[Records for processing]
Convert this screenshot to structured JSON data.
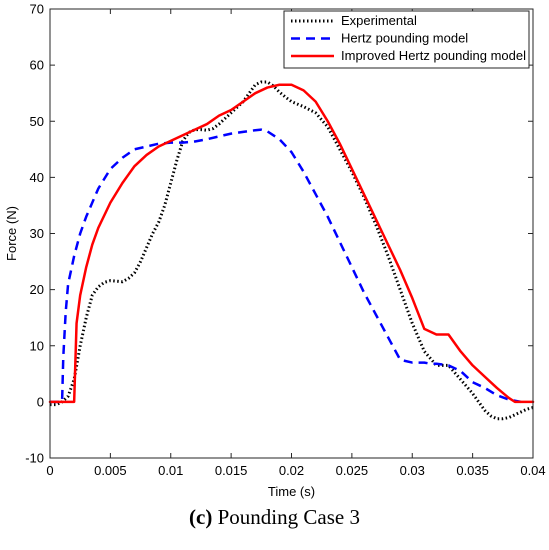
{
  "chart_data": {
    "type": "line",
    "xlabel": "Time (s)",
    "ylabel": "Force (N)",
    "xlim": [
      0,
      0.04
    ],
    "ylim": [
      -10,
      70
    ],
    "xticks": [
      0,
      0.005,
      0.01,
      0.015,
      0.02,
      0.025,
      0.03,
      0.035,
      0.04
    ],
    "xtick_labels": [
      "0",
      "0.005",
      "0.01",
      "0.015",
      "0.02",
      "0.025",
      "0.03",
      "0.035",
      "0.04"
    ],
    "yticks": [
      -10,
      0,
      10,
      20,
      30,
      40,
      50,
      60,
      70
    ],
    "ytick_labels": [
      "-10",
      "0",
      "10",
      "20",
      "30",
      "40",
      "50",
      "60",
      "70"
    ],
    "grid": false,
    "legend_position": "top-right",
    "series": [
      {
        "name": "Experimental",
        "color": "#000000",
        "style": "dotted",
        "x": [
          0,
          0.0005,
          0.001,
          0.0015,
          0.002,
          0.0025,
          0.003,
          0.0035,
          0.004,
          0.0045,
          0.005,
          0.0055,
          0.006,
          0.0065,
          0.007,
          0.0075,
          0.008,
          0.0085,
          0.009,
          0.0095,
          0.01,
          0.0105,
          0.011,
          0.0115,
          0.012,
          0.0125,
          0.013,
          0.0135,
          0.014,
          0.0145,
          0.015,
          0.0155,
          0.016,
          0.0165,
          0.017,
          0.0175,
          0.018,
          0.0185,
          0.019,
          0.0195,
          0.02,
          0.021,
          0.022,
          0.023,
          0.024,
          0.025,
          0.026,
          0.027,
          0.028,
          0.029,
          0.03,
          0.031,
          0.032,
          0.033,
          0.034,
          0.035,
          0.0355,
          0.036,
          0.0365,
          0.037,
          0.0375,
          0.038,
          0.0385,
          0.039,
          0.0395,
          0.04
        ],
        "y": [
          -0.5,
          -0.5,
          0,
          1,
          4,
          10,
          15,
          19,
          20.5,
          21.3,
          21.6,
          21.5,
          21.4,
          22,
          23,
          25,
          27.5,
          30,
          32,
          35,
          39,
          43,
          46.5,
          48,
          48.5,
          48.5,
          48.4,
          48.7,
          49.5,
          50.5,
          51.5,
          52.5,
          53.5,
          55,
          56.5,
          57,
          57,
          56.3,
          55.2,
          54.3,
          53.5,
          52.6,
          51.5,
          49,
          45,
          41,
          36.5,
          31.5,
          26,
          20,
          14,
          9,
          6.5,
          6.5,
          4,
          1.5,
          0,
          -1.5,
          -2.5,
          -3,
          -3,
          -2.8,
          -2.3,
          -1.8,
          -1.3,
          -1
        ]
      },
      {
        "name": "Hertz pounding model",
        "color": "#0000ff",
        "style": "dashed",
        "x": [
          0,
          0.001,
          0.0011,
          0.0013,
          0.0015,
          0.002,
          0.0025,
          0.003,
          0.004,
          0.005,
          0.006,
          0.007,
          0.008,
          0.009,
          0.01,
          0.011,
          0.012,
          0.013,
          0.014,
          0.015,
          0.016,
          0.017,
          0.0175,
          0.018,
          0.019,
          0.02,
          0.021,
          0.022,
          0.023,
          0.024,
          0.025,
          0.026,
          0.027,
          0.028,
          0.029,
          0.03,
          0.031,
          0.0315,
          0.032,
          0.033,
          0.034,
          0.035,
          0.036,
          0.037,
          0.038,
          0.039
        ],
        "y": [
          0,
          0,
          8,
          16,
          21,
          26,
          30,
          33,
          38,
          41.5,
          43.5,
          45,
          45.5,
          46,
          46.2,
          46.2,
          46.4,
          46.8,
          47.3,
          47.8,
          48.1,
          48.4,
          48.5,
          48.2,
          46.8,
          44.5,
          41,
          37,
          33,
          28.5,
          24,
          19.5,
          15.5,
          11.5,
          7.5,
          7,
          7,
          6.8,
          6.8,
          6.5,
          5.5,
          3.5,
          2.5,
          1.2,
          0.4,
          0
        ]
      },
      {
        "name": "Improved Hertz pounding model",
        "color": "#ff0000",
        "style": "solid",
        "x": [
          0,
          0.002,
          0.0021,
          0.0022,
          0.0025,
          0.003,
          0.0035,
          0.004,
          0.005,
          0.006,
          0.007,
          0.008,
          0.009,
          0.01,
          0.011,
          0.012,
          0.013,
          0.014,
          0.015,
          0.016,
          0.017,
          0.018,
          0.019,
          0.02,
          0.021,
          0.022,
          0.023,
          0.024,
          0.025,
          0.026,
          0.027,
          0.028,
          0.029,
          0.03,
          0.031,
          0.032,
          0.033,
          0.034,
          0.035,
          0.036,
          0.037,
          0.038,
          0.0385,
          0.039,
          0.04
        ],
        "y": [
          0,
          0,
          7,
          14,
          19,
          24,
          28,
          31,
          35.5,
          39,
          42,
          44,
          45.5,
          46.5,
          47.5,
          48.5,
          49.5,
          51,
          52,
          53.5,
          55,
          56,
          56.5,
          56.5,
          55.5,
          53.5,
          50,
          46,
          41.5,
          37,
          32.5,
          28,
          23.5,
          18.5,
          13,
          12,
          12,
          9,
          6.5,
          4.5,
          2.5,
          0.7,
          0,
          0,
          0
        ]
      }
    ]
  },
  "caption": {
    "label": "(c)",
    "text": " Pounding Case 3"
  }
}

[The task] All of the entries above should be duplicated exactly, except for the pictures.

[Written solution]
Convert this screenshot to structured JSON data.
{
  "chart_data": {
    "type": "line",
    "xlabel": "Time (s)",
    "ylabel": "Force (N)",
    "xlim": [
      0,
      0.04
    ],
    "ylim": [
      -10,
      70
    ],
    "xticks": [
      0,
      0.005,
      0.01,
      0.015,
      0.02,
      0.025,
      0.03,
      0.035,
      0.04
    ],
    "xtick_labels": [
      "0",
      "0.005",
      "0.01",
      "0.015",
      "0.02",
      "0.025",
      "0.03",
      "0.035",
      "0.04"
    ],
    "yticks": [
      -10,
      0,
      10,
      20,
      30,
      40,
      50,
      60,
      70
    ],
    "ytick_labels": [
      "-10",
      "0",
      "10",
      "20",
      "30",
      "40",
      "50",
      "60",
      "70"
    ],
    "grid": false,
    "legend_position": "top-right",
    "series": [
      {
        "name": "Experimental",
        "color": "#000000",
        "style": "dotted",
        "x": [
          0,
          0.0005,
          0.001,
          0.0015,
          0.002,
          0.0025,
          0.003,
          0.0035,
          0.004,
          0.0045,
          0.005,
          0.0055,
          0.006,
          0.0065,
          0.007,
          0.0075,
          0.008,
          0.0085,
          0.009,
          0.0095,
          0.01,
          0.0105,
          0.011,
          0.0115,
          0.012,
          0.0125,
          0.013,
          0.0135,
          0.014,
          0.0145,
          0.015,
          0.0155,
          0.016,
          0.0165,
          0.017,
          0.0175,
          0.018,
          0.0185,
          0.019,
          0.0195,
          0.02,
          0.021,
          0.022,
          0.023,
          0.024,
          0.025,
          0.026,
          0.027,
          0.028,
          0.029,
          0.03,
          0.031,
          0.032,
          0.033,
          0.034,
          0.035,
          0.0355,
          0.036,
          0.0365,
          0.037,
          0.0375,
          0.038,
          0.0385,
          0.039,
          0.0395,
          0.04
        ],
        "y": [
          -0.5,
          -0.5,
          0,
          1,
          4,
          10,
          15,
          19,
          20.5,
          21.3,
          21.6,
          21.5,
          21.4,
          22,
          23,
          25,
          27.5,
          30,
          32,
          35,
          39,
          43,
          46.5,
          48,
          48.5,
          48.5,
          48.4,
          48.7,
          49.5,
          50.5,
          51.5,
          52.5,
          53.5,
          55,
          56.5,
          57,
          57,
          56.3,
          55.2,
          54.3,
          53.5,
          52.6,
          51.5,
          49,
          45,
          41,
          36.5,
          31.5,
          26,
          20,
          14,
          9,
          6.5,
          6.5,
          4,
          1.5,
          0,
          -1.5,
          -2.5,
          -3,
          -3,
          -2.8,
          -2.3,
          -1.8,
          -1.3,
          -1
        ]
      },
      {
        "name": "Hertz pounding model",
        "color": "#0000ff",
        "style": "dashed",
        "x": [
          0,
          0.001,
          0.0011,
          0.0013,
          0.0015,
          0.002,
          0.0025,
          0.003,
          0.004,
          0.005,
          0.006,
          0.007,
          0.008,
          0.009,
          0.01,
          0.011,
          0.012,
          0.013,
          0.014,
          0.015,
          0.016,
          0.017,
          0.0175,
          0.018,
          0.019,
          0.02,
          0.021,
          0.022,
          0.023,
          0.024,
          0.025,
          0.026,
          0.027,
          0.028,
          0.029,
          0.03,
          0.031,
          0.0315,
          0.032,
          0.033,
          0.034,
          0.035,
          0.036,
          0.037,
          0.038,
          0.039
        ],
        "y": [
          0,
          0,
          8,
          16,
          21,
          26,
          30,
          33,
          38,
          41.5,
          43.5,
          45,
          45.5,
          46,
          46.2,
          46.2,
          46.4,
          46.8,
          47.3,
          47.8,
          48.1,
          48.4,
          48.5,
          48.2,
          46.8,
          44.5,
          41,
          37,
          33,
          28.5,
          24,
          19.5,
          15.5,
          11.5,
          7.5,
          7,
          7,
          6.8,
          6.8,
          6.5,
          5.5,
          3.5,
          2.5,
          1.2,
          0.4,
          0
        ]
      },
      {
        "name": "Improved Hertz pounding model",
        "color": "#ff0000",
        "style": "solid",
        "x": [
          0,
          0.002,
          0.0021,
          0.0022,
          0.0025,
          0.003,
          0.0035,
          0.004,
          0.005,
          0.006,
          0.007,
          0.008,
          0.009,
          0.01,
          0.011,
          0.012,
          0.013,
          0.014,
          0.015,
          0.016,
          0.017,
          0.018,
          0.019,
          0.02,
          0.021,
          0.022,
          0.023,
          0.024,
          0.025,
          0.026,
          0.027,
          0.028,
          0.029,
          0.03,
          0.031,
          0.032,
          0.033,
          0.034,
          0.035,
          0.036,
          0.037,
          0.038,
          0.0385,
          0.039,
          0.04
        ],
        "y": [
          0,
          0,
          7,
          14,
          19,
          24,
          28,
          31,
          35.5,
          39,
          42,
          44,
          45.5,
          46.5,
          47.5,
          48.5,
          49.5,
          51,
          52,
          53.5,
          55,
          56,
          56.5,
          56.5,
          55.5,
          53.5,
          50,
          46,
          41.5,
          37,
          32.5,
          28,
          23.5,
          18.5,
          13,
          12,
          12,
          9,
          6.5,
          4.5,
          2.5,
          0.7,
          0,
          0,
          0
        ]
      }
    ]
  },
  "caption": {
    "label": "(c)",
    "text": " Pounding Case 3"
  }
}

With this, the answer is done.